▸ **WHAT YOU WILL DO**
Your task is to transcribe all the entries exactly, excluding pictures.

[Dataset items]
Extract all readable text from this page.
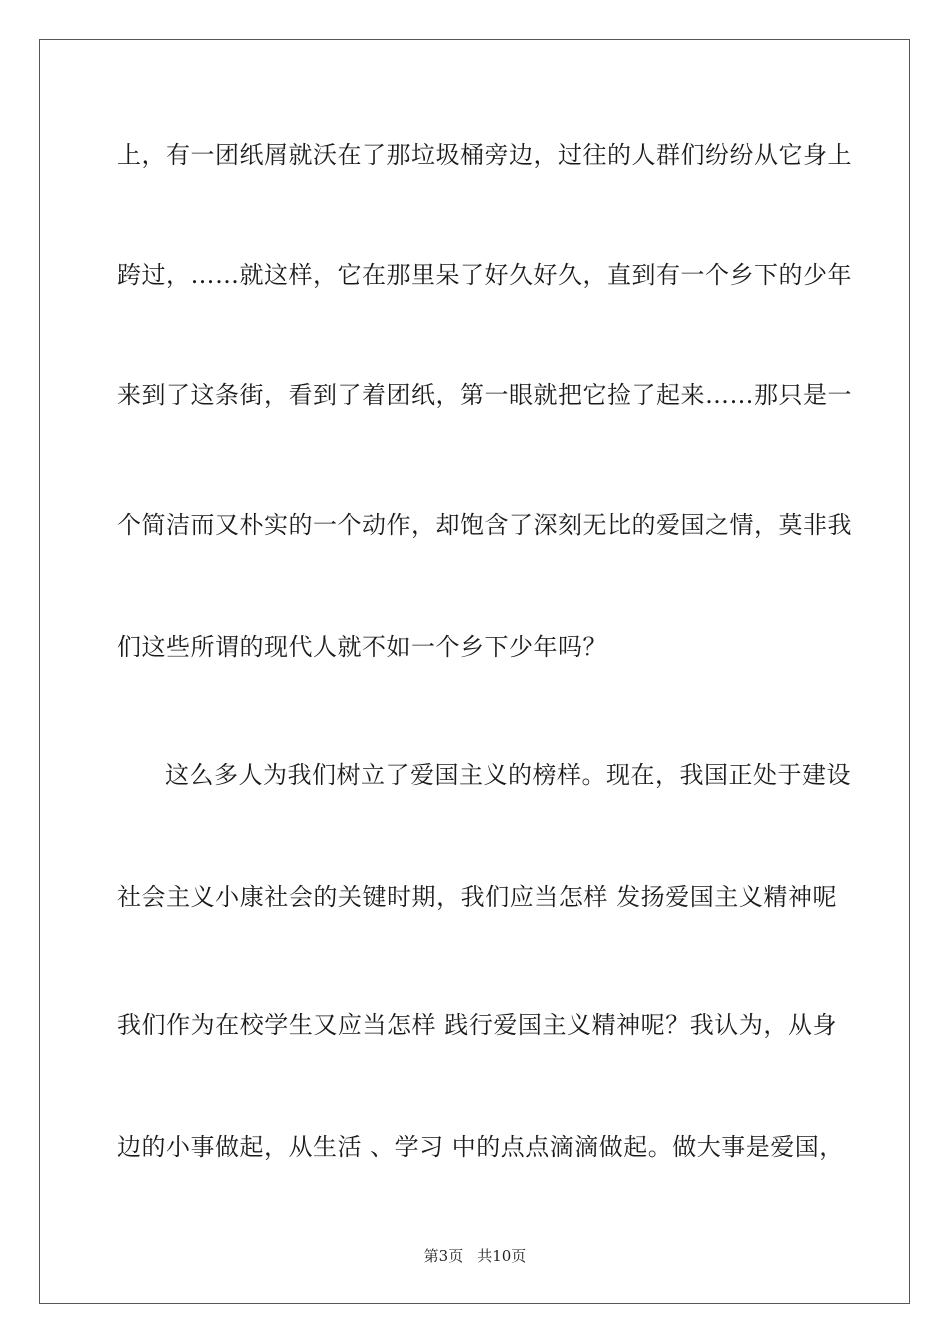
上，有一团纸屑就沃在了那垃圾桶旁边，过往的人群们纷纷从它身上
跨过，……就这样，它在那里呆了好久好久，直到有一个乡下的少年
来到了这条街，看到了着团纸，第一眼就把它捡了起来……那只是一
个简洁而又朴实的一个动作，却饱含了深刻无比的爱国之情，莫非我
们这些所谓的现代人就不如一个乡下少年吗？
这么多人为我们树立了爱国主义的榜样。现在，我国正处于建设
社会主义小康社会的关键时期，我们应当怎样 发扬爱国主义精神呢
我们作为在校学生又应当怎样 践行爱国主义精神呢？我认为，从身
边的小事做起，从生活 、学习 中的点点滴滴做起。做大事是爱国，
第3页 共10页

▸ **THE ANSWER**
Extract all readable text from this page.
上，有一团纸屑就沃在了那垃圾桶旁边，过往的人群们纷纷从它身上
跨过，……就这样，它在那里呆了好久好久，直到有一个乡下的少年
来到了这条街，看到了着团纸，第一眼就把它捡了起来……那只是一
个简洁而又朴实的一个动作，却饱含了深刻无比的爱国之情，莫非我
们这些所谓的现代人就不如一个乡下少年吗？
这么多人为我们树立了爱国主义的榜样。现在，我国正处于建设
社会主义小康社会的关键时期，我们应当怎样 发扬爱国主义精神呢
我们作为在校学生又应当怎样 践行爱国主义精神呢？我认为，从身
边的小事做起，从生活 、学习 中的点点滴滴做起。做大事是爱国，
第3页 共10页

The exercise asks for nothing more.